◆ TO BE DONE ◆
Arrange every line of the material below as a numbered list, leaving out blank lines and any pictures.

◆ INFORMATION SHOWN ◆
↓

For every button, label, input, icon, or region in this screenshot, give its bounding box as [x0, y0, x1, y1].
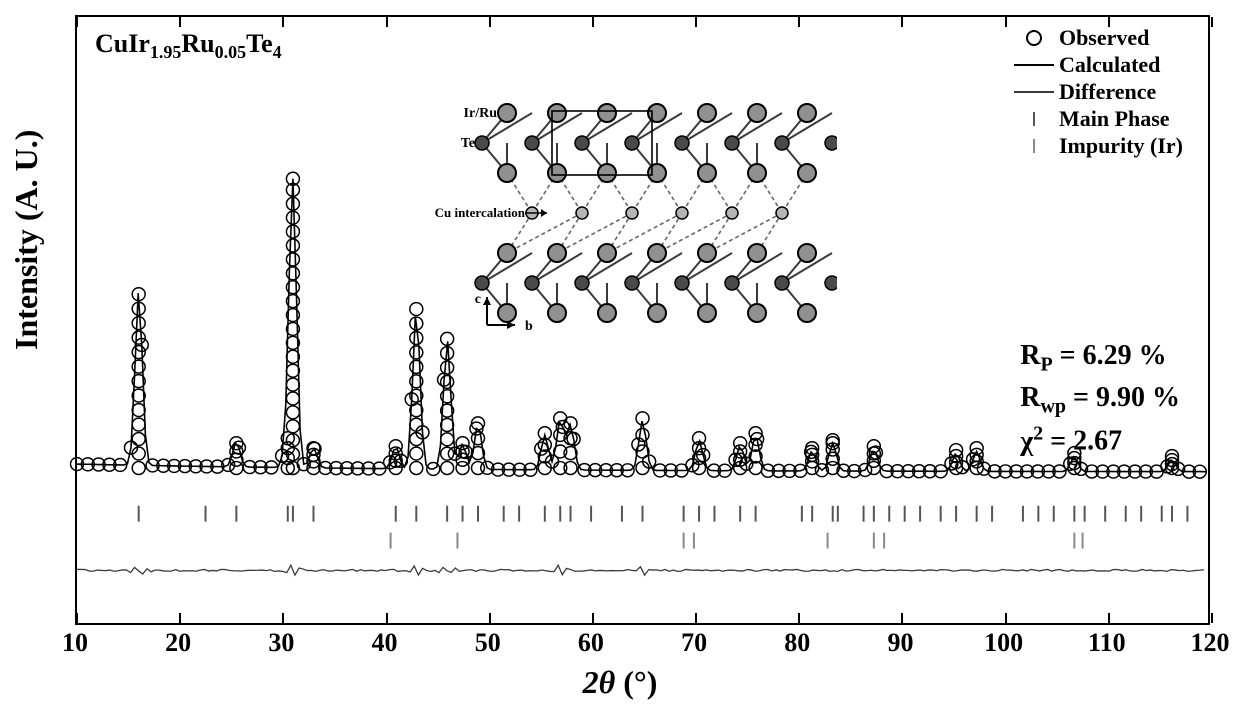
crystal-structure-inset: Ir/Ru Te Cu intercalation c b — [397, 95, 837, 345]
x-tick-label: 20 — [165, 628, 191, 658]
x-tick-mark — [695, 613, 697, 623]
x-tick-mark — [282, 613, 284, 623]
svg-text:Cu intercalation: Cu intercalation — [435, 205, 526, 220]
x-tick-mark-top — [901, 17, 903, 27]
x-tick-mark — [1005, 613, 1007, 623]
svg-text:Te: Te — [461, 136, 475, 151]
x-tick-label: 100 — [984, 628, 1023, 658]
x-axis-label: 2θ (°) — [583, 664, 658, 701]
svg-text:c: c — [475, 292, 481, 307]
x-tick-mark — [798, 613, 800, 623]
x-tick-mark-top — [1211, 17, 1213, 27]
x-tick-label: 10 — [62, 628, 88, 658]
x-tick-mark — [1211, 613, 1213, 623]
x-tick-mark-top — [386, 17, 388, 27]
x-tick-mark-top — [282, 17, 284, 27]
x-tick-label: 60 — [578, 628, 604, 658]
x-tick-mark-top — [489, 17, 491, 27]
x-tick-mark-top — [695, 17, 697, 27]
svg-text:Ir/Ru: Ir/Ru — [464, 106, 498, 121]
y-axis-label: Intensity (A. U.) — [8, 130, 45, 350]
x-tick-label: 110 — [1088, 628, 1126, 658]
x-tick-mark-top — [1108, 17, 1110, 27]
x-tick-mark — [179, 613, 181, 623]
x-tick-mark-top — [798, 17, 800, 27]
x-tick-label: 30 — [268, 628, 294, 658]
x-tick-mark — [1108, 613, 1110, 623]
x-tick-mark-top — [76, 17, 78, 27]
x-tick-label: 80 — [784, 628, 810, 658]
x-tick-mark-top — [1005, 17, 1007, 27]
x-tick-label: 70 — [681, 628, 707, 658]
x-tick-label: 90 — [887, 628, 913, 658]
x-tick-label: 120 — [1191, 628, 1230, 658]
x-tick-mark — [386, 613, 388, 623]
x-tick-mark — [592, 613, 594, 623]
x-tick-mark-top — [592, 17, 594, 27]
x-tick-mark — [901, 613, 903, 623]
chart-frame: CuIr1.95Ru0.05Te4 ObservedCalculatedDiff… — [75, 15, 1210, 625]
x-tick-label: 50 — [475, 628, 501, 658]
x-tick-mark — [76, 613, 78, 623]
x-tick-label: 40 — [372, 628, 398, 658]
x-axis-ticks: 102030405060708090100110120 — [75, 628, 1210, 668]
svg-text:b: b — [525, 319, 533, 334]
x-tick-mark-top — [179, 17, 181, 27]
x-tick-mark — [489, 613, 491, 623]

↑

◆ ANSWER TO THE PROBLEM ◆
1. For every button, label, input, icon, or region in this screenshot, give its bounding box as [x0, y0, x1, y1].
2. crystal-structure-inset: Ir/Ru Te Cu intercalation c b — [397, 95, 837, 345]
3. x-tick-label: 20 — [165, 628, 191, 658]
4. x-tick-mark — [695, 613, 697, 623]
5. x-tick-mark — [282, 613, 284, 623]
6. svg-text:Cu intercalation: Cu intercalation — [435, 205, 526, 220]
7. x-tick-mark-top — [901, 17, 903, 27]
8. x-tick-mark — [1005, 613, 1007, 623]
9. svg-text:Te: Te — [461, 136, 475, 151]
10. x-tick-label: 100 — [984, 628, 1023, 658]
11. x-axis-label: 2θ (°) — [583, 664, 658, 701]
12. svg-text:c: c — [475, 292, 481, 307]
13. x-tick-mark — [798, 613, 800, 623]
14. x-tick-mark-top — [1211, 17, 1213, 27]
15. x-tick-label: 10 — [62, 628, 88, 658]
16. x-tick-mark — [1211, 613, 1213, 623]
17. x-tick-mark-top — [386, 17, 388, 27]
18. x-tick-mark-top — [282, 17, 284, 27]
19. x-tick-label: 60 — [578, 628, 604, 658]
20. x-tick-mark-top — [489, 17, 491, 27]
21. x-tick-mark-top — [695, 17, 697, 27]
22. svg-text:Ir/Ru: Ir/Ru — [464, 106, 498, 121]
23. y-axis-label: Intensity (A. U.) — [8, 130, 45, 350]
24. x-tick-label: 110 — [1088, 628, 1126, 658]
25. x-tick-mark-top — [1108, 17, 1110, 27]
26. x-tick-mark — [179, 613, 181, 623]
27. x-tick-mark-top — [798, 17, 800, 27]
28. x-tick-label: 30 — [268, 628, 294, 658]
29. x-tick-mark — [1108, 613, 1110, 623]
30. x-tick-mark-top — [76, 17, 78, 27]
31. x-tick-label: 80 — [784, 628, 810, 658]
32. x-tick-mark-top — [1005, 17, 1007, 27]
33. x-tick-label: 70 — [681, 628, 707, 658]
34. x-tick-label: 90 — [887, 628, 913, 658]
35. x-tick-label: 120 — [1191, 628, 1230, 658]
36. x-tick-mark — [386, 613, 388, 623]
37. x-tick-mark — [592, 613, 594, 623]
38. x-tick-mark-top — [592, 17, 594, 27]
39. x-tick-mark — [901, 613, 903, 623]
40. chart-frame: CuIr1.95Ru0.05Te4 ObservedCalculatedDiff… — [75, 15, 1210, 625]
41. x-tick-label: 50 — [475, 628, 501, 658]
42. x-tick-mark — [76, 613, 78, 623]
43. x-tick-label: 40 — [372, 628, 398, 658]
44. x-axis-ticks: 102030405060708090100110120 — [75, 628, 1210, 668]
45. svg-text:b: b — [525, 319, 533, 334]
46. x-tick-mark-top — [179, 17, 181, 27]
47. x-tick-mark — [489, 613, 491, 623]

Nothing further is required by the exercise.